Work required
Return every line below in which "value" appears.

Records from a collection
==*==

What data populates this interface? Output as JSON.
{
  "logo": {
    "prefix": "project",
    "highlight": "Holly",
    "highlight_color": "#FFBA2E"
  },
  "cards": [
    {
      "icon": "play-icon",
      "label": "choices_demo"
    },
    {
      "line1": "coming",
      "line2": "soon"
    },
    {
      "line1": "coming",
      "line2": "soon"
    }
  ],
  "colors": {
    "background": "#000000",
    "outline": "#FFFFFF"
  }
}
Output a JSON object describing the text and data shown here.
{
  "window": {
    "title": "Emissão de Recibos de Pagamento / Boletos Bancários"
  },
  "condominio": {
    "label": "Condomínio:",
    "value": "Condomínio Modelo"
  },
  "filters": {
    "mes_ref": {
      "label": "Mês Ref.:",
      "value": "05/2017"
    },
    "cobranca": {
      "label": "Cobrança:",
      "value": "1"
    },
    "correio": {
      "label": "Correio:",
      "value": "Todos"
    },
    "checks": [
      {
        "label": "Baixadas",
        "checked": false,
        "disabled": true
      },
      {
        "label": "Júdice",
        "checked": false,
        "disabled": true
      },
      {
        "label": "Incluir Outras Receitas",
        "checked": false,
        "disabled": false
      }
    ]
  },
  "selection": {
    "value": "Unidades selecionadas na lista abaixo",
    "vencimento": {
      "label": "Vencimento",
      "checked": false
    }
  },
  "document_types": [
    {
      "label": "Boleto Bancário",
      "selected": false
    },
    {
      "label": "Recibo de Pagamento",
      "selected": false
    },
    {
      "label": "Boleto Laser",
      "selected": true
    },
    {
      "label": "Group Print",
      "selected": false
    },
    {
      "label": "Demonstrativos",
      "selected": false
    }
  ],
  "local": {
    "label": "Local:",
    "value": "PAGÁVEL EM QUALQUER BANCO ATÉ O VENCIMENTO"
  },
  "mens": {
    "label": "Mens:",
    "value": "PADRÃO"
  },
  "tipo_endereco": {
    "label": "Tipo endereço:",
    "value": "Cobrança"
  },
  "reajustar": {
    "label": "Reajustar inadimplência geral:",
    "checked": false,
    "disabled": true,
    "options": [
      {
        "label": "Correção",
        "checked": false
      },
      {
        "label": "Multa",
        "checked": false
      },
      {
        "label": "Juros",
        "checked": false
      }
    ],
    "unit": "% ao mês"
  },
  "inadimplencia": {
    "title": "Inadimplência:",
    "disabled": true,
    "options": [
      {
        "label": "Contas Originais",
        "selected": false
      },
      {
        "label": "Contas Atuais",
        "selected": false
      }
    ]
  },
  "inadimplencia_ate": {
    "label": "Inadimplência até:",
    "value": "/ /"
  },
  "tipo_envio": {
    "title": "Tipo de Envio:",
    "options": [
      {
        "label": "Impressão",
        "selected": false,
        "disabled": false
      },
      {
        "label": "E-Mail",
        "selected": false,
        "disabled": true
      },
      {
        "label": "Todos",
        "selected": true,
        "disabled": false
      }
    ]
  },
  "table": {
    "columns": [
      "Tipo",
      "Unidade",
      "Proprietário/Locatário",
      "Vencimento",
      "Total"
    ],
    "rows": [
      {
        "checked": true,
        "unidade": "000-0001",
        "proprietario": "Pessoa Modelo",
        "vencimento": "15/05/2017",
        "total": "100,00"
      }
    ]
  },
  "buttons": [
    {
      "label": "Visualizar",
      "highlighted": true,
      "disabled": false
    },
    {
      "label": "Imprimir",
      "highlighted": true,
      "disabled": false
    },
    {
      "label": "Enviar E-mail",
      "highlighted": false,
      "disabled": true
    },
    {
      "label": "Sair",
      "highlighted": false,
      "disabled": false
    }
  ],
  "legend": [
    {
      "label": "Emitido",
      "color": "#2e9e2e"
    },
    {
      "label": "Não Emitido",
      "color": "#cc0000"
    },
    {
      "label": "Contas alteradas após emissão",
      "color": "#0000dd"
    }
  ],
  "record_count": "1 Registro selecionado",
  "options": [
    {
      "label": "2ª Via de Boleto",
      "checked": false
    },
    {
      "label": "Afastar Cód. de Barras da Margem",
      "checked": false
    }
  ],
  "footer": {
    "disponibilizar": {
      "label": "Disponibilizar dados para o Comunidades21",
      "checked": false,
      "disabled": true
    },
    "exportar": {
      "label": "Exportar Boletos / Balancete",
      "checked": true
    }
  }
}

==*==

Worked solution
    "value": "Condomínio Modelo"
      "value": "05/2017"
      "value": "1"
      "value": "Todos"
    "value": "Unidades selecionadas na lista abaixo",
    "value": "PAGÁVEL EM QUALQUER BANCO ATÉ O VENCIMENTO"
    "value": "PADRÃO"
    "value": "Cobrança"
    "value": "/ /"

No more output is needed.